- [Data excerpts]
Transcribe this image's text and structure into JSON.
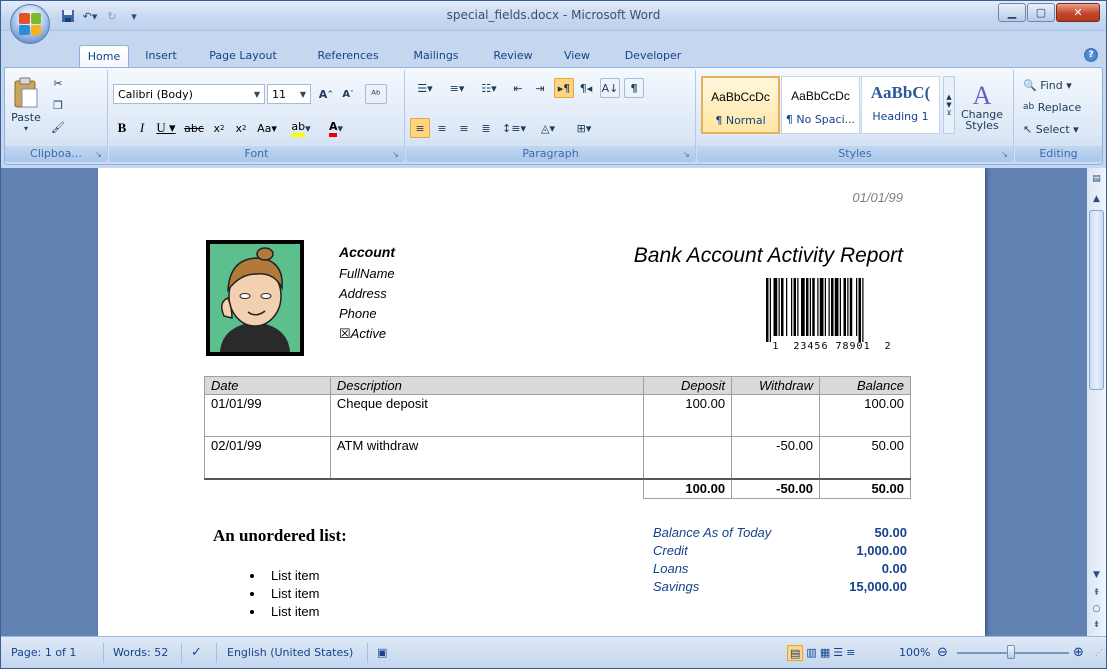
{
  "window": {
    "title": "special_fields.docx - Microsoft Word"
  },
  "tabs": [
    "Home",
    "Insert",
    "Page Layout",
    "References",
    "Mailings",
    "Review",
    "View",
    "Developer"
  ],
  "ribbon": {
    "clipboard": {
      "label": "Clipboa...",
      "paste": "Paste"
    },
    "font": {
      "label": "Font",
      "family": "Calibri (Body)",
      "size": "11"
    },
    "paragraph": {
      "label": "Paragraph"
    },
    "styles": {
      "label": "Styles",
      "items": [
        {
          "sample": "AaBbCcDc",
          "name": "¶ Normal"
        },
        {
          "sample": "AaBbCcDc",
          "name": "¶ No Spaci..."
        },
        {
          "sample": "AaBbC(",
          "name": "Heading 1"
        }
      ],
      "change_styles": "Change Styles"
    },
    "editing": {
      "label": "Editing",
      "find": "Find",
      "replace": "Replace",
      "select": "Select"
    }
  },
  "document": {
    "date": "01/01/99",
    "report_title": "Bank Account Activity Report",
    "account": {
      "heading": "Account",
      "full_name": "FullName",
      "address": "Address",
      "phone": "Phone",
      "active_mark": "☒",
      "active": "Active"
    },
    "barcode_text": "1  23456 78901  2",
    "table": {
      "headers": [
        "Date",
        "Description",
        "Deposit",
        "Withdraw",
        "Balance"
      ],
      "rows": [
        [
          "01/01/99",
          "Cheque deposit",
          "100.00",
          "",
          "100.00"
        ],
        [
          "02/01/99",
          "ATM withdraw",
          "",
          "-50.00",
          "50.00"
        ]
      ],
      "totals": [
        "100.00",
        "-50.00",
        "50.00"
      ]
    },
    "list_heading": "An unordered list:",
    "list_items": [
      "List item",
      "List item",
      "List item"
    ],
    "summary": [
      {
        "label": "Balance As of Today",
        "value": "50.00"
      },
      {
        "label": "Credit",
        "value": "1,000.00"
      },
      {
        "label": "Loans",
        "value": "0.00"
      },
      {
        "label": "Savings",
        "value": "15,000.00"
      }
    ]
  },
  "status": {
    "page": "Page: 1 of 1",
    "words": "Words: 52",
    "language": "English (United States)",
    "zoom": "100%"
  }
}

---

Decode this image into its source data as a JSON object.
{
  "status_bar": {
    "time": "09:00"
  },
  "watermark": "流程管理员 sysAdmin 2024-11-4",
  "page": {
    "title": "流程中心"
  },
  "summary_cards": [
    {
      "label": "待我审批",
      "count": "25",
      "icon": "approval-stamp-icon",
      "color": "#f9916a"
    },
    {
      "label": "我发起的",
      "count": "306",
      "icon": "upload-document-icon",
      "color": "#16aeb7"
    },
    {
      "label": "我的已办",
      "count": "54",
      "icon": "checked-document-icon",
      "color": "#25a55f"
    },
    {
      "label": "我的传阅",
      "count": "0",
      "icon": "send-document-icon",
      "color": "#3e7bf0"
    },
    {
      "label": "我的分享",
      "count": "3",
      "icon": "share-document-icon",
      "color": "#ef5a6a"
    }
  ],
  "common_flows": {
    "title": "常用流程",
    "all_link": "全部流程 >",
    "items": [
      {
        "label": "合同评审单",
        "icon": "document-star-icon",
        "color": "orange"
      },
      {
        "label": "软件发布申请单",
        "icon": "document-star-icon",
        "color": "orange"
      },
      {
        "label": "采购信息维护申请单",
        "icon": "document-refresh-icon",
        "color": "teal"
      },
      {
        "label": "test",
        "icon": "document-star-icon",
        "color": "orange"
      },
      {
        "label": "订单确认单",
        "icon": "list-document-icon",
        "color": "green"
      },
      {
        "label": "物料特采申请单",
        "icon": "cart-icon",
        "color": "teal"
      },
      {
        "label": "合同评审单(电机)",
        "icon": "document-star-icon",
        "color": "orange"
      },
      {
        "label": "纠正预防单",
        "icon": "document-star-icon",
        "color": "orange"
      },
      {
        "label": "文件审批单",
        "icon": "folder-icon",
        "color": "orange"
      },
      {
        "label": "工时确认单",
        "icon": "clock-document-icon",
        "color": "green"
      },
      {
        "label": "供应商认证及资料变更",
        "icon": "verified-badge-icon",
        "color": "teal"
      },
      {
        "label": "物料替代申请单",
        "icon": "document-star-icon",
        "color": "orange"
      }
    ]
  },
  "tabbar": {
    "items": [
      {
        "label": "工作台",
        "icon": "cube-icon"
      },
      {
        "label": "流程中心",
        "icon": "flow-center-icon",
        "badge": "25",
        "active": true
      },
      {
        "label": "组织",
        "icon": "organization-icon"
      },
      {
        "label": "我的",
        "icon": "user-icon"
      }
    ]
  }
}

* * *

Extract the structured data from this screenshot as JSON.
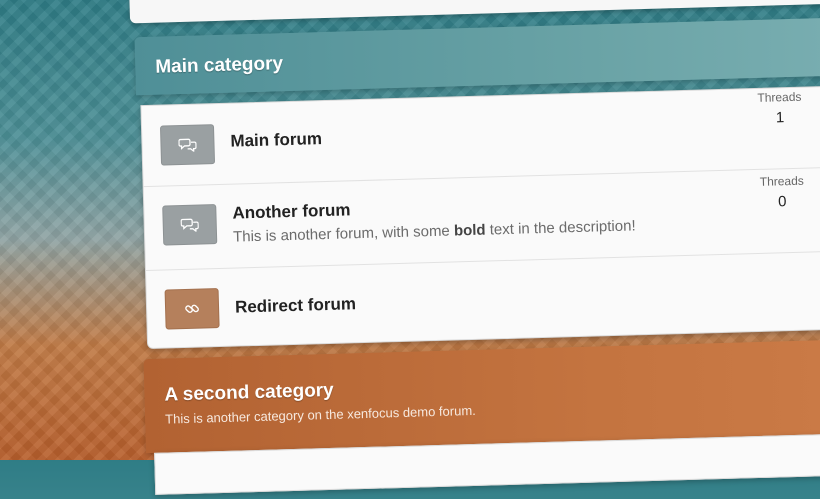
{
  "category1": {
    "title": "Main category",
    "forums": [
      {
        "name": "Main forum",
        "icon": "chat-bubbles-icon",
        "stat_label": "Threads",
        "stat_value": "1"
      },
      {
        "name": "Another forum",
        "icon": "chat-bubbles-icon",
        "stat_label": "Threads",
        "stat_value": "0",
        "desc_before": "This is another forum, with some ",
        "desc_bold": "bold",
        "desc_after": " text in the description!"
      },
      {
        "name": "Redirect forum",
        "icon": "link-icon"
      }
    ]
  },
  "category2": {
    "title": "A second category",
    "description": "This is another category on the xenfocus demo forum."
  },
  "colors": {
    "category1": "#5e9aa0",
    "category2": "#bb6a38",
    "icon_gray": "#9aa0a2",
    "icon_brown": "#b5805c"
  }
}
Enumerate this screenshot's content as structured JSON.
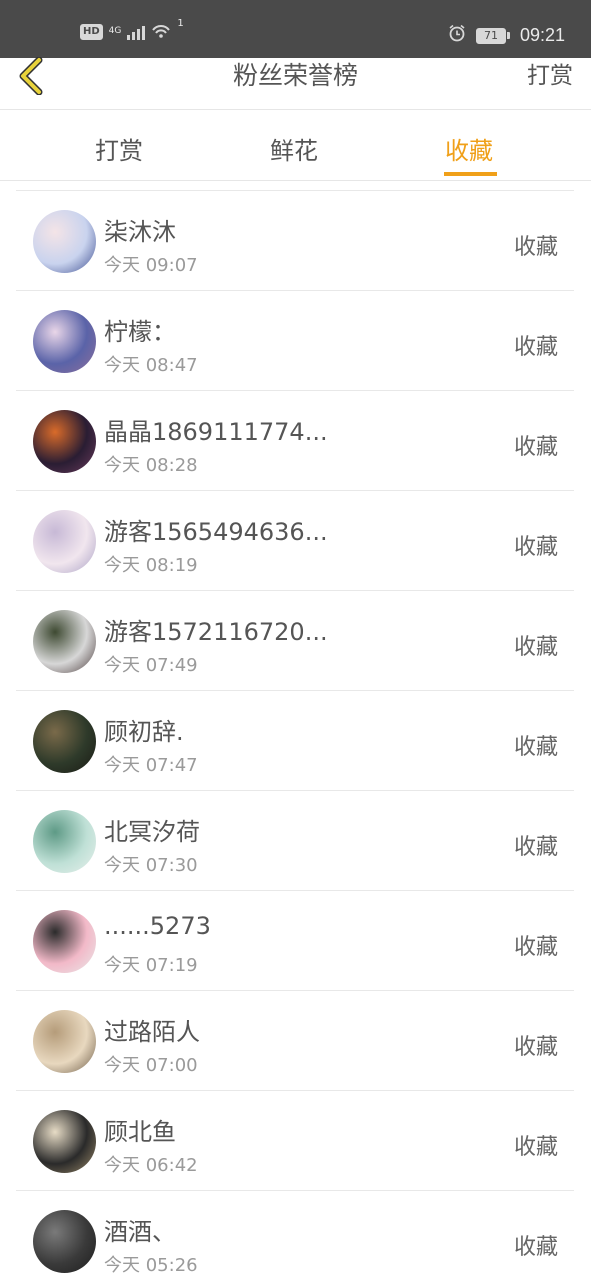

- [Written exercise]
Pictures excluded, give again exactly and only the lines of the material above from the line with "Extract the structured" through the line with "Enumerate this screenshot's".

- [Complete answer]
Extract the structured data from this screenshot as JSON.
{
  "category1": {
    "title": "Main category",
    "forums": [
      {
        "name": "Main forum",
        "icon": "chat-bubbles-icon",
        "stat_label": "Threads",
        "stat_value": "1"
      },
      {
        "name": "Another forum",
        "icon": "chat-bubbles-icon",
        "stat_label": "Threads",
        "stat_value": "0",
        "desc_before": "This is another forum, with some ",
        "desc_bold": "bold",
        "desc_after": " text in the description!"
      },
      {
        "name": "Redirect forum",
        "icon": "link-icon"
      }
    ]
  },
  "category2": {
    "title": "A second category",
    "description": "This is another category on the xenfocus demo forum."
  },
  "colors": {
    "category1": "#5e9aa0",
    "category2": "#bb6a38",
    "icon_gray": "#9aa0a2",
    "icon_brown": "#b5805c"
  }
}
Enumerate this screenshot's content as structured JSON.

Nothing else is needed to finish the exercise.